(Extracted records)
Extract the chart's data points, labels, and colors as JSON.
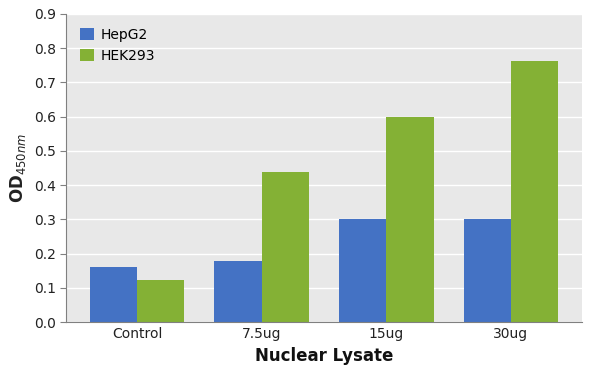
{
  "categories": [
    "Control",
    "7.5ug",
    "15ug",
    "30ug"
  ],
  "hepg2_values": [
    0.16,
    0.18,
    0.3,
    0.3
  ],
  "hek293_values": [
    0.123,
    0.437,
    0.6,
    0.762
  ],
  "hepg2_color": "#4472C4",
  "hek293_color": "#84B135",
  "xlabel": "Nuclear Lysate",
  "ylim": [
    0,
    0.9
  ],
  "yticks": [
    0.0,
    0.1,
    0.2,
    0.3,
    0.4,
    0.5,
    0.6,
    0.7,
    0.8,
    0.9
  ],
  "legend_labels": [
    "HepG2",
    "HEK293"
  ],
  "bar_width": 0.38,
  "plot_bg_color": "#E8E8E8",
  "fig_bg_color": "#ffffff",
  "grid_color": "#ffffff",
  "spine_color": "#808080"
}
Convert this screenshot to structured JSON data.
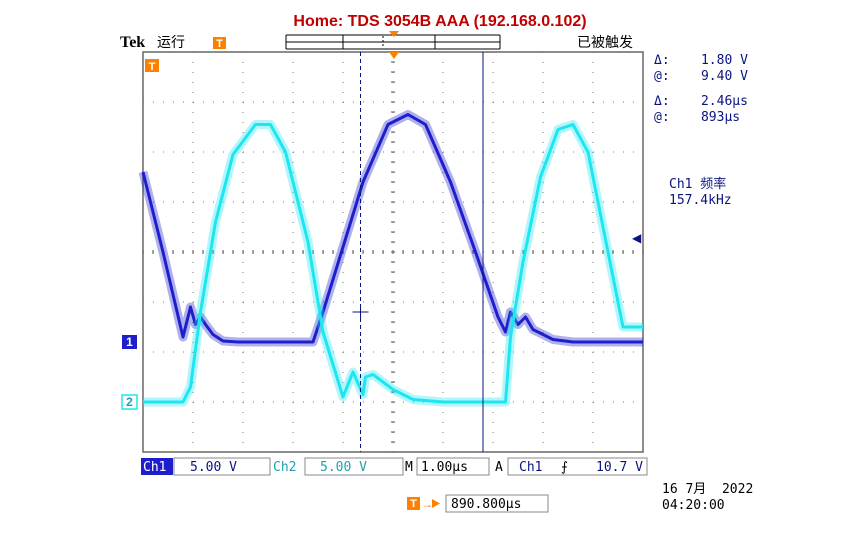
{
  "header": {
    "title": "Home:  TDS 3054B  AAA  (192.168.0.102)",
    "brand": "Tek",
    "run_state": "运行",
    "trigger_status": "已被触发"
  },
  "cursors": {
    "volt_delta": "Δ:    1.80 V",
    "volt_at": "@:    9.40 V",
    "time_delta": "Δ:    2.46µs",
    "time_at": "@:    893µs"
  },
  "measurement": {
    "label": "Ch1 频率",
    "value": "157.4kHz"
  },
  "markers": {
    "trigger_point": "T",
    "ch1": "1",
    "ch2": "2",
    "trigger_level": "◀"
  },
  "bottom_bar": {
    "ch1_label": "Ch1",
    "ch1_scale": "5.00 V",
    "ch2_label": "Ch2",
    "ch2_scale": "5.00 V",
    "m_label": "M",
    "timebase": "1.00µs",
    "a_label": "A",
    "trig_source": "Ch1",
    "trig_slope": "⨍",
    "trig_level": "10.7 V"
  },
  "position": {
    "t_icon": "T",
    "arrow": "→",
    "value": "890.800µs"
  },
  "datetime": {
    "date": "16 7月  2022",
    "time": "04:20:00"
  },
  "colors": {
    "ch1": "#1e1ecc",
    "ch2": "#1ee6f0",
    "title": "#c00000",
    "trigger_marker": "#ff8000",
    "readout": "#0a1480",
    "cursor": "#0a1480"
  },
  "chart_data": {
    "type": "line",
    "x_unit": "µs",
    "y_unit": "V",
    "x_divisions": 10,
    "y_divisions": 8,
    "time_per_div": 1.0,
    "volts_per_div": 5.0,
    "grid": true,
    "series": [
      {
        "name": "Ch1",
        "color": "#1e1ecc",
        "ground_div": -1.8,
        "x_div": [
          0.0,
          0.4,
          0.8,
          0.95,
          1.05,
          1.15,
          1.25,
          1.4,
          1.6,
          1.9,
          2.5,
          3.0,
          3.4,
          3.6,
          4.4,
          4.9,
          5.3,
          5.65,
          6.15,
          6.65,
          7.1,
          7.25,
          7.35,
          7.5,
          7.65,
          7.8,
          8.2,
          8.6,
          9.0,
          9.5,
          10.0
        ],
        "y_div": [
          1.6,
          0.0,
          -1.7,
          -1.1,
          -1.45,
          -1.3,
          -1.45,
          -1.65,
          -1.78,
          -1.8,
          -1.8,
          -1.8,
          -1.8,
          -1.2,
          1.4,
          2.55,
          2.75,
          2.55,
          1.4,
          0.0,
          -1.3,
          -1.6,
          -1.2,
          -1.45,
          -1.3,
          -1.55,
          -1.75,
          -1.8,
          -1.8,
          -1.8,
          -1.8
        ]
      },
      {
        "name": "Ch2",
        "color": "#1ee6f0",
        "ground_div": -3.0,
        "x_div": [
          0.0,
          0.8,
          0.95,
          1.15,
          1.45,
          1.8,
          2.25,
          2.55,
          2.85,
          3.3,
          3.6,
          4.0,
          4.2,
          4.4,
          4.45,
          4.6,
          5.0,
          5.4,
          6.0,
          7.0,
          7.25,
          7.35,
          7.6,
          7.95,
          8.3,
          8.6,
          8.9,
          9.3,
          9.6,
          10.0
        ],
        "y_div": [
          -3.0,
          -3.0,
          -2.7,
          -1.2,
          0.6,
          1.95,
          2.55,
          2.55,
          2.0,
          0.2,
          -1.6,
          -2.9,
          -2.4,
          -2.85,
          -2.5,
          -2.45,
          -2.75,
          -2.95,
          -3.0,
          -3.0,
          -3.0,
          -1.7,
          -0.2,
          1.5,
          2.45,
          2.55,
          2.0,
          0.0,
          -1.5,
          -1.5
        ]
      }
    ],
    "cursors": {
      "vertical_a_div": 4.35,
      "vertical_b_div": 6.8,
      "horizontal_a_div": -1.2
    },
    "trigger_level_div": 0.28,
    "trigger_position_div": 5.0
  }
}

**Written exercise**
Lines that hold "ffffff" are the ones to copy; find all of them.

**Result of the exercise**
  "fig_bg_color": "#ffffff",
  "grid_color": "#ffffff",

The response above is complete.